** START DATA SECTION **

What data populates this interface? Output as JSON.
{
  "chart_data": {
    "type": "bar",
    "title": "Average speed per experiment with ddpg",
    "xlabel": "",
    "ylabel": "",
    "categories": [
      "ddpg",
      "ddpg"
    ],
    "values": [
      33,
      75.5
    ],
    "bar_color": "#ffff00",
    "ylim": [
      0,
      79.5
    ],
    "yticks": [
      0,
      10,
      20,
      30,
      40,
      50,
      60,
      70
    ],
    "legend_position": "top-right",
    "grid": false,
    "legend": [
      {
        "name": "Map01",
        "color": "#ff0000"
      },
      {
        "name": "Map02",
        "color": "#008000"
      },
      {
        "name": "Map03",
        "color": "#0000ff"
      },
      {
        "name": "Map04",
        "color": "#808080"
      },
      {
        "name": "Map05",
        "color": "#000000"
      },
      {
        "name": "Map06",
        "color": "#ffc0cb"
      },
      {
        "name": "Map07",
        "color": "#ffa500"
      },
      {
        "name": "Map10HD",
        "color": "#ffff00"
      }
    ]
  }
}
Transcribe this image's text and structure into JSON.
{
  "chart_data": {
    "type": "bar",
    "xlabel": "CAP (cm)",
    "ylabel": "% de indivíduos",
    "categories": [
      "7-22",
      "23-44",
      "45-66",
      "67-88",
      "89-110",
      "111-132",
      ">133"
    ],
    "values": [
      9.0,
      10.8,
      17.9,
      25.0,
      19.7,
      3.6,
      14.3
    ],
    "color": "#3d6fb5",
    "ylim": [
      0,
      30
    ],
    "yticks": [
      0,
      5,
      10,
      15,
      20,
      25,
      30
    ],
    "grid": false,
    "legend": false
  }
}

** END DATA SECTION **

*WHAT IS ASKED*
Reproduce the entire listing word for word.

*EXERCISE RESPONSE*
What data populates this interface? Output as JSON.
{
  "chart_data": {
    "type": "bar",
    "title": "Average speed per experiment with ddpg",
    "xlabel": "",
    "ylabel": "",
    "categories": [
      "ddpg",
      "ddpg"
    ],
    "values": [
      33,
      75.5
    ],
    "bar_color": "#ffff00",
    "ylim": [
      0,
      79.5
    ],
    "yticks": [
      0,
      10,
      20,
      30,
      40,
      50,
      60,
      70
    ],
    "legend_position": "top-right",
    "grid": false,
    "legend": [
      {
        "name": "Map01",
        "color": "#ff0000"
      },
      {
        "name": "Map02",
        "color": "#008000"
      },
      {
        "name": "Map03",
        "color": "#0000ff"
      },
      {
        "name": "Map04",
        "color": "#808080"
      },
      {
        "name": "Map05",
        "color": "#000000"
      },
      {
        "name": "Map06",
        "color": "#ffc0cb"
      },
      {
        "name": "Map07",
        "color": "#ffa500"
      },
      {
        "name": "Map10HD",
        "color": "#ffff00"
      }
    ]
  }
}
Transcribe this image's text and structure into JSON.
{
  "chart_data": {
    "type": "bar",
    "xlabel": "CAP (cm)",
    "ylabel": "% de indivíduos",
    "categories": [
      "7-22",
      "23-44",
      "45-66",
      "67-88",
      "89-110",
      "111-132",
      ">133"
    ],
    "values": [
      9.0,
      10.8,
      17.9,
      25.0,
      19.7,
      3.6,
      14.3
    ],
    "color": "#3d6fb5",
    "ylim": [
      0,
      30
    ],
    "yticks": [
      0,
      5,
      10,
      15,
      20,
      25,
      30
    ],
    "grid": false,
    "legend": false
  }
}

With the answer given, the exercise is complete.